**YOUR GOAL:** What lines of the data hold the string "ATTACHMENTS"? Pull each one out.

==== ITEMS ====

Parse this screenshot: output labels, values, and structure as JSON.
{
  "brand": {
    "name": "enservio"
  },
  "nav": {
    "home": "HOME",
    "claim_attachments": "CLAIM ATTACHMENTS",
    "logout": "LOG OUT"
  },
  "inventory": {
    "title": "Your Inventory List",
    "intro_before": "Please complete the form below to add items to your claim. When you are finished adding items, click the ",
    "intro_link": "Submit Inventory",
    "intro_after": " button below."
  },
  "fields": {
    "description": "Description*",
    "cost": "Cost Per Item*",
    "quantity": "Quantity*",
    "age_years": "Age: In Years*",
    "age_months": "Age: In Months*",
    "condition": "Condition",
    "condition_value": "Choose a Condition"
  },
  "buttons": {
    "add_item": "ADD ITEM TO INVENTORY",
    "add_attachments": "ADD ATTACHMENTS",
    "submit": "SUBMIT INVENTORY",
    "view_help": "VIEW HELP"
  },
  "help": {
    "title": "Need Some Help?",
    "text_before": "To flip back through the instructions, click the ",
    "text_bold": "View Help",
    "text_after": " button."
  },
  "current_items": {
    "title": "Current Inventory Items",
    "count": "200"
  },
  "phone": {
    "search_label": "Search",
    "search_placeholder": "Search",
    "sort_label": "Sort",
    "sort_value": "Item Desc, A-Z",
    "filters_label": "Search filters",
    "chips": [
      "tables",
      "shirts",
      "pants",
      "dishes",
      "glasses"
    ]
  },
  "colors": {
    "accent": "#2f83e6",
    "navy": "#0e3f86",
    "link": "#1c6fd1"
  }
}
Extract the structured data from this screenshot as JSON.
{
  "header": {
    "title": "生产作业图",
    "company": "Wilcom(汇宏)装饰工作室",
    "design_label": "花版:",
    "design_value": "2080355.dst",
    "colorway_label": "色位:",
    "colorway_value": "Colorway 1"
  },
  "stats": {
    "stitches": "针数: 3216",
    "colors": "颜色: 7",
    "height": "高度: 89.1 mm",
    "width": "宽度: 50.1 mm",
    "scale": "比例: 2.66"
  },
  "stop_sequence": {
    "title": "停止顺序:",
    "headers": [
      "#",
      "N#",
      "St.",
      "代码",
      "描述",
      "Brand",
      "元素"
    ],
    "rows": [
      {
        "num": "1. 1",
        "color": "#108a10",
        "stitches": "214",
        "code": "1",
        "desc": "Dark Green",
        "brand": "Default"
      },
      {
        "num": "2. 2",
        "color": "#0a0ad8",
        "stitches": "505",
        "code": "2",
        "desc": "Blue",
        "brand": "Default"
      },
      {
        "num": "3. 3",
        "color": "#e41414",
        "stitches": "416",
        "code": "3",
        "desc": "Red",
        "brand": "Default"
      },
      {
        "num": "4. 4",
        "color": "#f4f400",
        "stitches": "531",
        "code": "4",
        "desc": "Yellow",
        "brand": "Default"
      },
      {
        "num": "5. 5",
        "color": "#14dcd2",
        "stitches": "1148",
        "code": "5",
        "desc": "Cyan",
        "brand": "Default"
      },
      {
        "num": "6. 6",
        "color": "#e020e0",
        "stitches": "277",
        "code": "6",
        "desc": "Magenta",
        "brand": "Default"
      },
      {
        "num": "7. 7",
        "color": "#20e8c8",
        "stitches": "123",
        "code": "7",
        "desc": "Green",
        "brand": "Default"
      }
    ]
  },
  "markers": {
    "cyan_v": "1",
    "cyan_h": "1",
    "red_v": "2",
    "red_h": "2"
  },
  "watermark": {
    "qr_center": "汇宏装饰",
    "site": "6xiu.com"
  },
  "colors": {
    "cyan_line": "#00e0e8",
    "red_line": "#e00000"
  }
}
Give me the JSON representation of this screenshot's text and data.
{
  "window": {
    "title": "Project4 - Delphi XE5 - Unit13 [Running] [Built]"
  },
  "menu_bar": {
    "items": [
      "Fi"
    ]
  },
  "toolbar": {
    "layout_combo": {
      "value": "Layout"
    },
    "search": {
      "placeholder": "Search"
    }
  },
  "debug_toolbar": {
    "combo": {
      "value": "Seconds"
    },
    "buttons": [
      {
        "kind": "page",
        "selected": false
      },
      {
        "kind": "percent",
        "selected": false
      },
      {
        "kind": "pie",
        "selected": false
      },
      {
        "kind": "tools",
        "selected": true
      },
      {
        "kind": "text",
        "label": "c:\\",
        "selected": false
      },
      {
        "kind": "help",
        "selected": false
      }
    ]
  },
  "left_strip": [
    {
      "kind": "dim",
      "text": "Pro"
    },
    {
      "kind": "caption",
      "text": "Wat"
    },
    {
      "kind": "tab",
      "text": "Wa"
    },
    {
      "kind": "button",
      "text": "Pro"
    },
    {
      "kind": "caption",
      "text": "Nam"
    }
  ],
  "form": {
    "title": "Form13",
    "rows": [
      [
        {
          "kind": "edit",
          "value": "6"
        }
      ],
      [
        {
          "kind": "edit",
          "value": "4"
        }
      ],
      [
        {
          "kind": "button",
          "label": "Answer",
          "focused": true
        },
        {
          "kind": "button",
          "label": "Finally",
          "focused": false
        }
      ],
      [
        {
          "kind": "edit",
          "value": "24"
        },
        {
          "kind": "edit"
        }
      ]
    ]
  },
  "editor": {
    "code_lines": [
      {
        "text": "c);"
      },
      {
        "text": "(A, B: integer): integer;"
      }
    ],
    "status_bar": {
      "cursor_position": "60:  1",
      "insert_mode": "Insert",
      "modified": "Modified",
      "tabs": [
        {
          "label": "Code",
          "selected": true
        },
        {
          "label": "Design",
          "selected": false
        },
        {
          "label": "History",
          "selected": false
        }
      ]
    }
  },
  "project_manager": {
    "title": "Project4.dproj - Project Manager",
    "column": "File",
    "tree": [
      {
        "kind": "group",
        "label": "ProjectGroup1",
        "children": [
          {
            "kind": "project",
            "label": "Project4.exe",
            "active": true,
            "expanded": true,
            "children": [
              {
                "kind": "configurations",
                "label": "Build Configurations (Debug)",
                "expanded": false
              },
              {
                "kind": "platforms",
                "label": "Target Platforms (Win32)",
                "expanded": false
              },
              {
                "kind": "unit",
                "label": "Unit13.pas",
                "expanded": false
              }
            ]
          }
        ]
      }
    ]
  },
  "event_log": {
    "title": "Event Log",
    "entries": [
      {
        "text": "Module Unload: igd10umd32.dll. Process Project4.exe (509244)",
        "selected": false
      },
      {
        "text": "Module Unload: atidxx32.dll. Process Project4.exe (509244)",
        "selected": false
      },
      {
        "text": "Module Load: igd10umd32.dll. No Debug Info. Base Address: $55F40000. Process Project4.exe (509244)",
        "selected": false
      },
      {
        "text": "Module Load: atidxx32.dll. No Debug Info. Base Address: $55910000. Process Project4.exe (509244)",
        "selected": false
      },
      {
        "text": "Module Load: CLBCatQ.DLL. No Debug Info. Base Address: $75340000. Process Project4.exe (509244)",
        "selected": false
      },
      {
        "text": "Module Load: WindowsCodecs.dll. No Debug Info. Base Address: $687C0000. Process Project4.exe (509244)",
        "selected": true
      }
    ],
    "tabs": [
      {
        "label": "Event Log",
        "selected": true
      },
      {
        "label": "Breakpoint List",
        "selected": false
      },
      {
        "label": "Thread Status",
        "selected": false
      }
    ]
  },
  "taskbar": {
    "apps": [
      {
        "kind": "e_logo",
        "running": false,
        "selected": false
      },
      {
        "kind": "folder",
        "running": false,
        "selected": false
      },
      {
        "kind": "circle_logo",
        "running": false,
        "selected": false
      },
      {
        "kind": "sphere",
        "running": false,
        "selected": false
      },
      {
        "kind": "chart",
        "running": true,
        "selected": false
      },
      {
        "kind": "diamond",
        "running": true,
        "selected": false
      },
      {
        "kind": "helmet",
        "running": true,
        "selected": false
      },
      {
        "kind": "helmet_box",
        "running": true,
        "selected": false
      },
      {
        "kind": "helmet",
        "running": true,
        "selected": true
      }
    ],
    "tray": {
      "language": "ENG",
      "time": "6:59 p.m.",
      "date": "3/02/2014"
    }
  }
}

====

**SOLUTION BELOW:**
    "claim_attachments": "CLAIM ATTACHMENTS",
    "add_attachments": "ADD ATTACHMENTS",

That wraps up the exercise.